**Records for processing**

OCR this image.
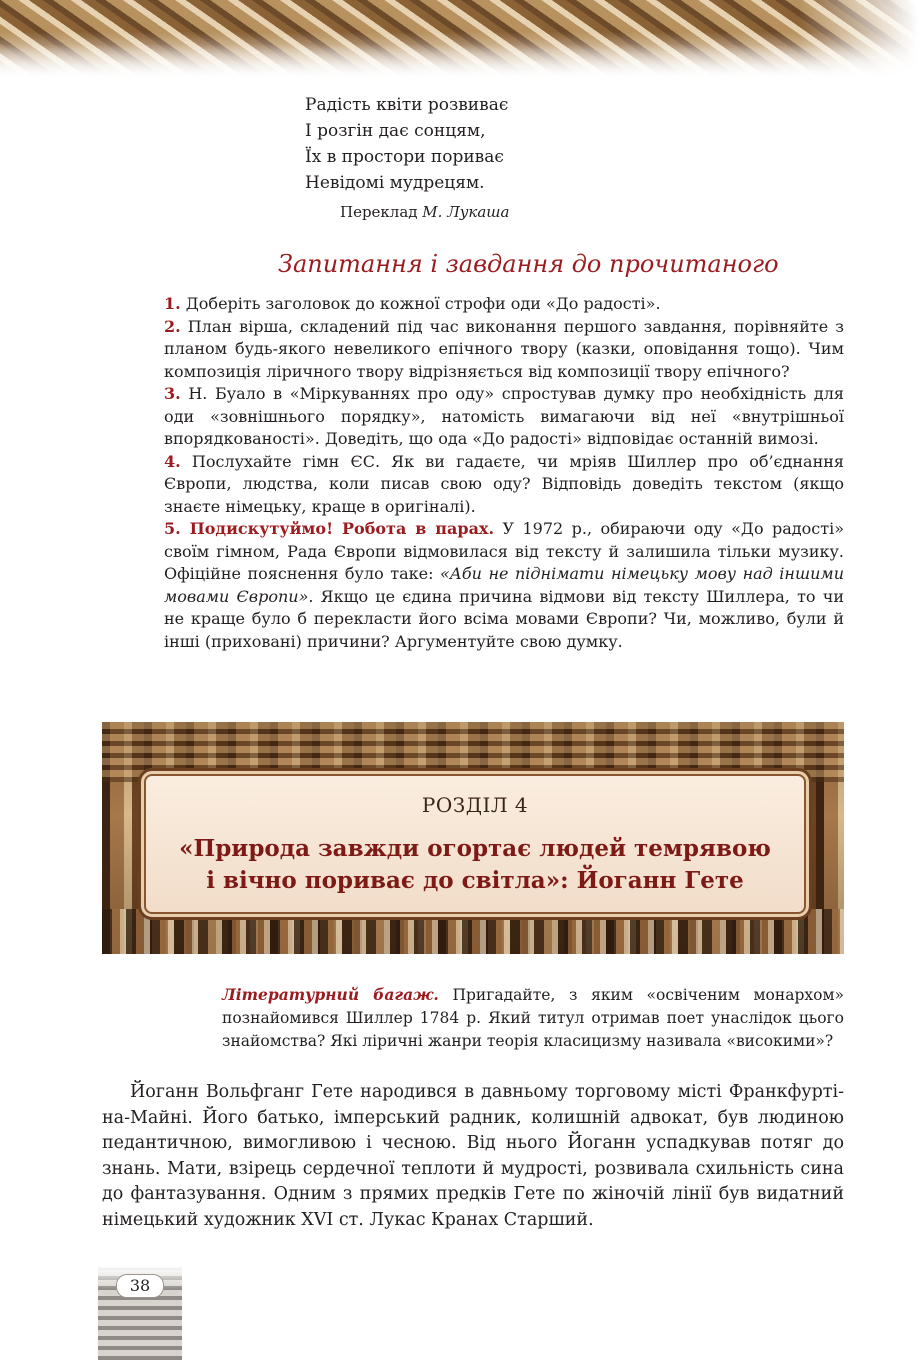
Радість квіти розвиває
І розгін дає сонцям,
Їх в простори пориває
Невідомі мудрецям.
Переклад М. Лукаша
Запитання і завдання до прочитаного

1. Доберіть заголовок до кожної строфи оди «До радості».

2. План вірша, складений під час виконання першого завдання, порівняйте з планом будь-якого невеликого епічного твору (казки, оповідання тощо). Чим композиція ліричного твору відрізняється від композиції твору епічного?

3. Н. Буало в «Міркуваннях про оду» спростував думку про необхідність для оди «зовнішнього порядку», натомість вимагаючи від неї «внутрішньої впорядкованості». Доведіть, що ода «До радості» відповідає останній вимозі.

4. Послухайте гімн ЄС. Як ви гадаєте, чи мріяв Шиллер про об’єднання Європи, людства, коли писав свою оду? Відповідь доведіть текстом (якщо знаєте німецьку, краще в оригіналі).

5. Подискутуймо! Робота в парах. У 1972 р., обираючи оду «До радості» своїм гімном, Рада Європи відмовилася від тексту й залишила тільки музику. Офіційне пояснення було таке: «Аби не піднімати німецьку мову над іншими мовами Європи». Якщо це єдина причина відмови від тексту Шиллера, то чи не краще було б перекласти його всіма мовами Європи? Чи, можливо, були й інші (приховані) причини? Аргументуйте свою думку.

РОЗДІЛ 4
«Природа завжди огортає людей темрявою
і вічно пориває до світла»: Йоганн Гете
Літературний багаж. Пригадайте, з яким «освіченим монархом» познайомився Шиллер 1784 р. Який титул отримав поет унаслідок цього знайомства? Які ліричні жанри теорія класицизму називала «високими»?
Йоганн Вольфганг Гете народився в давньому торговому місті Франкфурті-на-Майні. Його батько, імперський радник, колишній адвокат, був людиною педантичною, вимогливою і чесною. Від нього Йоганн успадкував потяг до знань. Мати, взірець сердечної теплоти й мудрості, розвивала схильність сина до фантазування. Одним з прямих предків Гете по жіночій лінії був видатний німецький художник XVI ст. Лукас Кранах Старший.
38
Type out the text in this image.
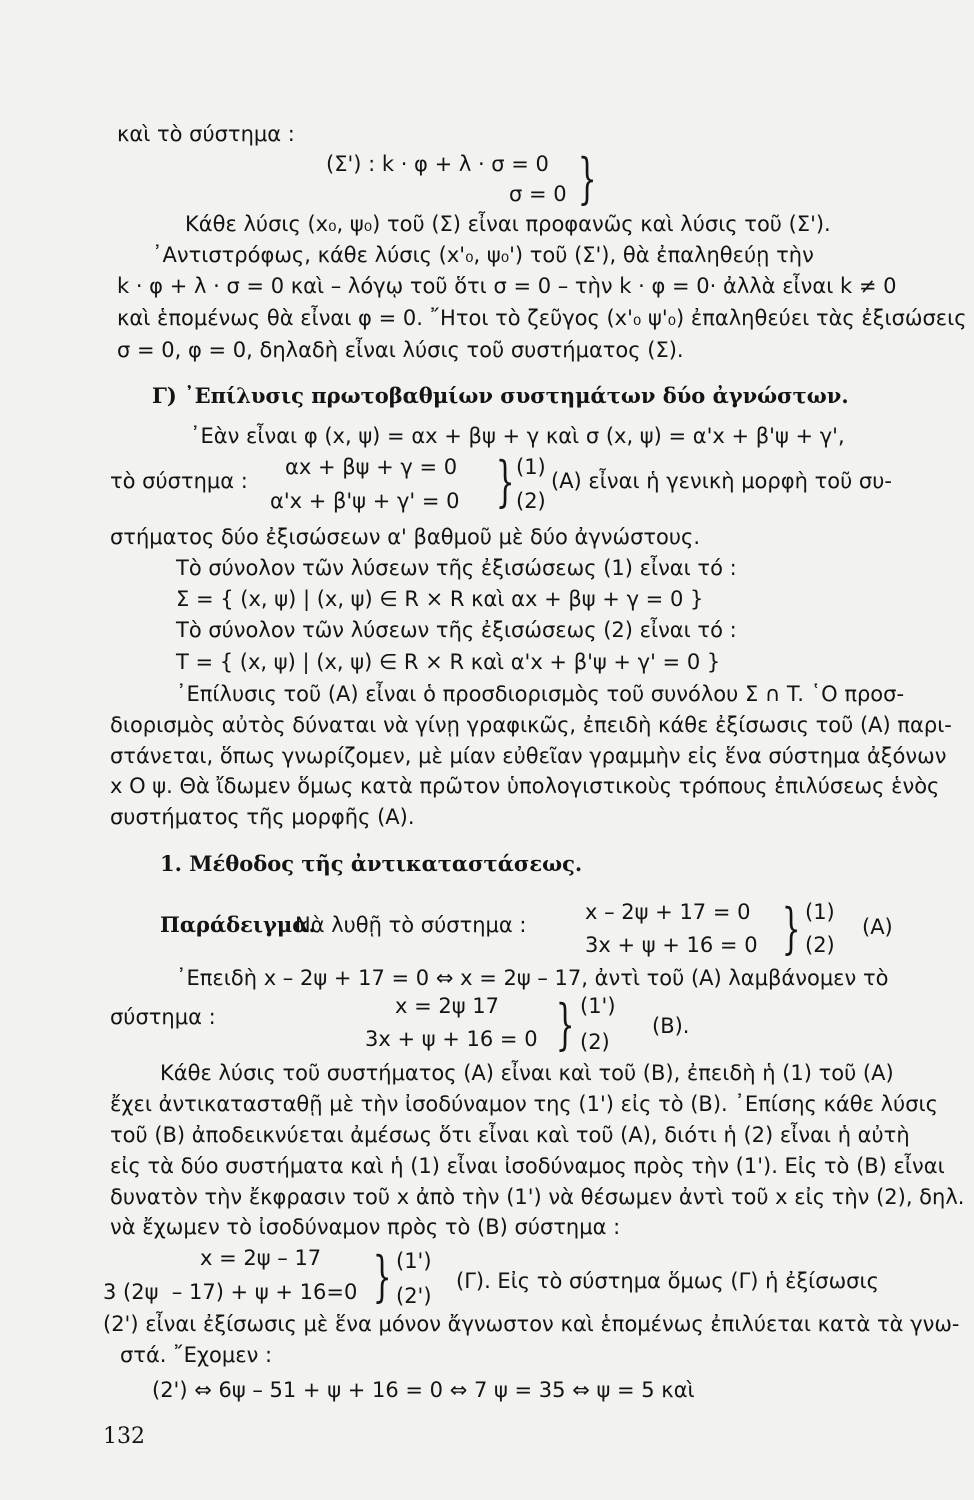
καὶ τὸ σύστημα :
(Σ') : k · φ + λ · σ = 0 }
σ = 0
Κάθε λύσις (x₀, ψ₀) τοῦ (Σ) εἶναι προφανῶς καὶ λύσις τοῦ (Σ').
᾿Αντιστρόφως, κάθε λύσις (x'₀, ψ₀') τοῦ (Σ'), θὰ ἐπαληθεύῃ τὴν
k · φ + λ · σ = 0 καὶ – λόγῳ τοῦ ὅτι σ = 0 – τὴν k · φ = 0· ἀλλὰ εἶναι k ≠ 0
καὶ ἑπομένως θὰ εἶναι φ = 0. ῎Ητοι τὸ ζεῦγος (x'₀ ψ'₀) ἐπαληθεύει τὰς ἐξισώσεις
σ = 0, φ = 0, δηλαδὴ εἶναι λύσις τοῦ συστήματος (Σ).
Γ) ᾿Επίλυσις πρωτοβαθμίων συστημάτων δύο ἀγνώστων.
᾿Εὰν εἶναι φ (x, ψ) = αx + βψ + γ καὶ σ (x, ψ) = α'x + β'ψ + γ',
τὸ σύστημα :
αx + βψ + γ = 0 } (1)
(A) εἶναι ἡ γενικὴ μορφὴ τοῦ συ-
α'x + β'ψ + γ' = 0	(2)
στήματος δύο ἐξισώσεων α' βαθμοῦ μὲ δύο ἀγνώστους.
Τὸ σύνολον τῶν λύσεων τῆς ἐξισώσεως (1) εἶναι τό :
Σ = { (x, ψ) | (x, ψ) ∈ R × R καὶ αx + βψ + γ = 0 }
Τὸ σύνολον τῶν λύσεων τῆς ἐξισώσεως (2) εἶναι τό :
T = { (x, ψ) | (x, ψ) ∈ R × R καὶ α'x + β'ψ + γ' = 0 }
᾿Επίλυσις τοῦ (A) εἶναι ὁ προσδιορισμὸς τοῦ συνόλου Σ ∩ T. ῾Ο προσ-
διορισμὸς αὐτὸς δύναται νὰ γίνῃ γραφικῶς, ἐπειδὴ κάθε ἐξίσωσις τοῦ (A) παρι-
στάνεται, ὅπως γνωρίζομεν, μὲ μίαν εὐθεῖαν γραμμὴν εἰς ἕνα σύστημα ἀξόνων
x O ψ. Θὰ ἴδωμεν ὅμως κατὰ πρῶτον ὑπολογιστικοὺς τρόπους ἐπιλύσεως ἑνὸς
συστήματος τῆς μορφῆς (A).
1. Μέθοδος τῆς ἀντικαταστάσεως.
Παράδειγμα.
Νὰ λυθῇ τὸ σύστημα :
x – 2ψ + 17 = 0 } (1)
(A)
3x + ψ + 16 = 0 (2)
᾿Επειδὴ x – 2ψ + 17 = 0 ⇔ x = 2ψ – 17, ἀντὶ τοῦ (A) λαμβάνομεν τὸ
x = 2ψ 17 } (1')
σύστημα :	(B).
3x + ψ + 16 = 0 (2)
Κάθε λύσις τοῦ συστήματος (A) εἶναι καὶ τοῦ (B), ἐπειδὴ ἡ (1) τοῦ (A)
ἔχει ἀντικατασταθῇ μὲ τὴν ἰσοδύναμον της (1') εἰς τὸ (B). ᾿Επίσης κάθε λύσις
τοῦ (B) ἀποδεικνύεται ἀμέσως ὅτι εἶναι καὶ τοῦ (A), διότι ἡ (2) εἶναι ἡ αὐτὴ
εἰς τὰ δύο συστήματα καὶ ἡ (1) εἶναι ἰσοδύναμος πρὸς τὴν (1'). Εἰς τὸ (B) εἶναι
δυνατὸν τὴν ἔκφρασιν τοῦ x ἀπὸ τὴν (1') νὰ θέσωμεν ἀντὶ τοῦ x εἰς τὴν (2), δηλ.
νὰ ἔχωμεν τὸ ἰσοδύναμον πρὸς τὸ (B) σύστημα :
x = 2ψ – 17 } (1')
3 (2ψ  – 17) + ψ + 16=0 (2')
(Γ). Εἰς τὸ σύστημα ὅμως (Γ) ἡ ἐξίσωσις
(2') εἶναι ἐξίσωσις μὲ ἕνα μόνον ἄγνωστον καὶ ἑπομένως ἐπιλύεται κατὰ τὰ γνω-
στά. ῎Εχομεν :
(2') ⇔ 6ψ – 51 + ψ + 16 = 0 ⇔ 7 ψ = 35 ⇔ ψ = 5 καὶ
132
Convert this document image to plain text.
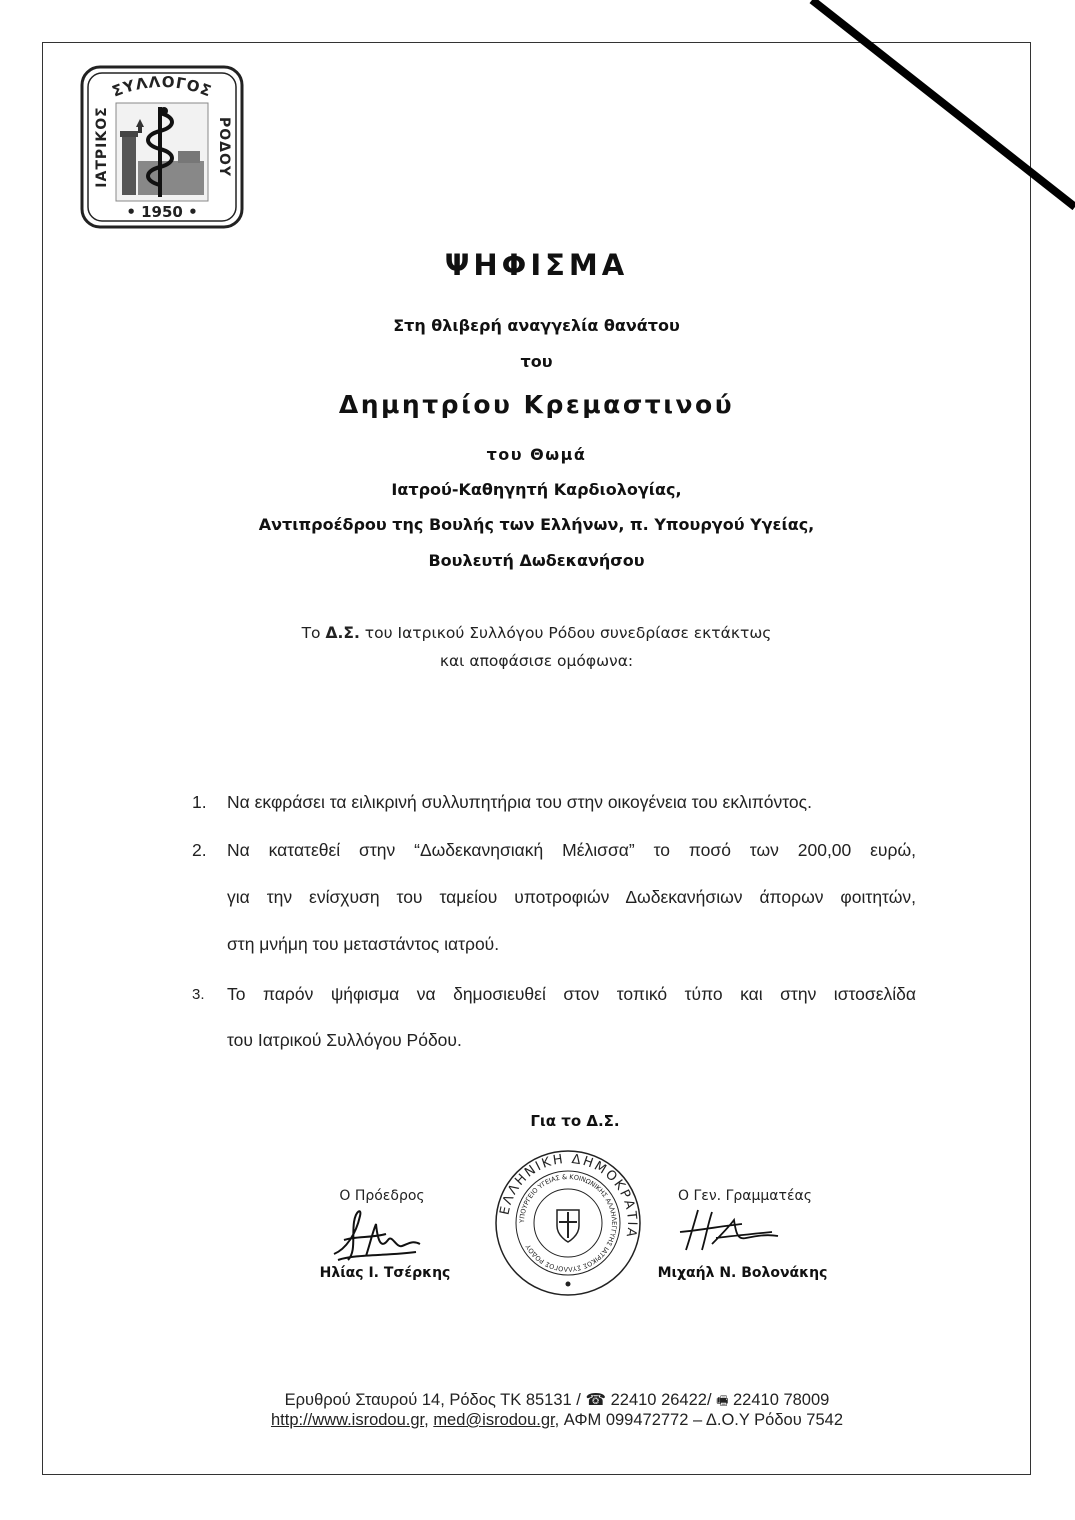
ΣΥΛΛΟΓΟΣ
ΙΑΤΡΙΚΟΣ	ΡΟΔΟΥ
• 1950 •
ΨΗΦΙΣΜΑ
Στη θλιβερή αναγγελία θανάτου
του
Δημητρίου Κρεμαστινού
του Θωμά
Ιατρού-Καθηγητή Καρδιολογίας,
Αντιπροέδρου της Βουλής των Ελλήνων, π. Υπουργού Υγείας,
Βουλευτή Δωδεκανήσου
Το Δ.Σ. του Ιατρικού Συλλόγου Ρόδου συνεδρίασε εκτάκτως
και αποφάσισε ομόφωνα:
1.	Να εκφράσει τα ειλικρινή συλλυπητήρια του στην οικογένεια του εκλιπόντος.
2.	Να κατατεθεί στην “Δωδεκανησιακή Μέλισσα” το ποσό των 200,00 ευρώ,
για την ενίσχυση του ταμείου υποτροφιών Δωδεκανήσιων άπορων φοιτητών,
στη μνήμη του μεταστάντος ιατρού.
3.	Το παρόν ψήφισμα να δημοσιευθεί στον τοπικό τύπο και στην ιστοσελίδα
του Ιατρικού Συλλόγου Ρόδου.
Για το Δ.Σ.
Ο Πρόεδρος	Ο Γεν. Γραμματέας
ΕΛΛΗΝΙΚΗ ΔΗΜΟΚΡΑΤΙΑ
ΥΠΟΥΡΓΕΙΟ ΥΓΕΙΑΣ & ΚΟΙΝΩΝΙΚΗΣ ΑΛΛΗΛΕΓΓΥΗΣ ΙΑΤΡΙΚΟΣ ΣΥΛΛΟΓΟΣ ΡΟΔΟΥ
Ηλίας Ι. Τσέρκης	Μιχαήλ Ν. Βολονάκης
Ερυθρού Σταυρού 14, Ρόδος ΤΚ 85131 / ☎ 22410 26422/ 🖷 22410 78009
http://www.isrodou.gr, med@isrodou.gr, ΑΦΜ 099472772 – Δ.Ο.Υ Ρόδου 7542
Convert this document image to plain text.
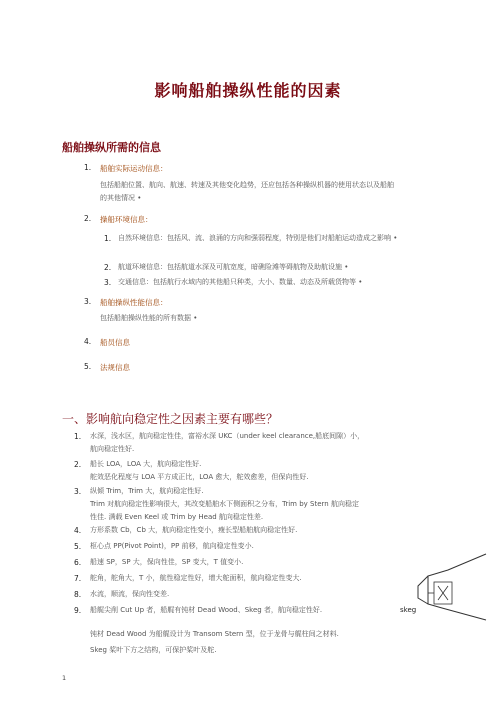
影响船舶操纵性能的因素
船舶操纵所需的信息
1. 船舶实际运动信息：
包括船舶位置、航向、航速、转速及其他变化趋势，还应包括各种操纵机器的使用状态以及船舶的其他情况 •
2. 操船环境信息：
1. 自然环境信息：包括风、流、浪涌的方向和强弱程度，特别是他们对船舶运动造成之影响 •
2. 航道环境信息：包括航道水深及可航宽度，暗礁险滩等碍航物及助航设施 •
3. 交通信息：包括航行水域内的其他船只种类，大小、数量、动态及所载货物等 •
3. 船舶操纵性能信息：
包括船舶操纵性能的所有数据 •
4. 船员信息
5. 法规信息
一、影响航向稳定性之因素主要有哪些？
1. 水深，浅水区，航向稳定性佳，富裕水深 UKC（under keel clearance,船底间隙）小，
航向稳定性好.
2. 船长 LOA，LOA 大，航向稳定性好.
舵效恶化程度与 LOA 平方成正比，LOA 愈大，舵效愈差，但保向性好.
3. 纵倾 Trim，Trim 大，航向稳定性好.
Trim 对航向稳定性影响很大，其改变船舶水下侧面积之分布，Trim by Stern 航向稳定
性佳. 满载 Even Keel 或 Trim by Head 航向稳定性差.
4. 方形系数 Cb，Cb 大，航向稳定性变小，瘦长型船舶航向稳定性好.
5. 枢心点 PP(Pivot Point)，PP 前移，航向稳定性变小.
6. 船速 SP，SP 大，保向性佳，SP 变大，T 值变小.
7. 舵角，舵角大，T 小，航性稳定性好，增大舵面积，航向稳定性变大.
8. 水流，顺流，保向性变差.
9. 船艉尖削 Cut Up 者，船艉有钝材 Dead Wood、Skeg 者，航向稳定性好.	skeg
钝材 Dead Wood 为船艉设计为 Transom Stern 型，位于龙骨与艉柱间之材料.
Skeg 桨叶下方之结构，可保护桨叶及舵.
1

**Exercise prompt**
Pull every line containing the word "завдання" out of the material and copy it.

**Response for this exercise**
Запитання і завдання до прочитаного
2. План вірша, складений під час виконання першого завдання, порівняйте з планом будь-якого невеликого епічного твору (казки, оповідання тощо). Чим композиція ліричного твору відрізняється від композиції твору епічного?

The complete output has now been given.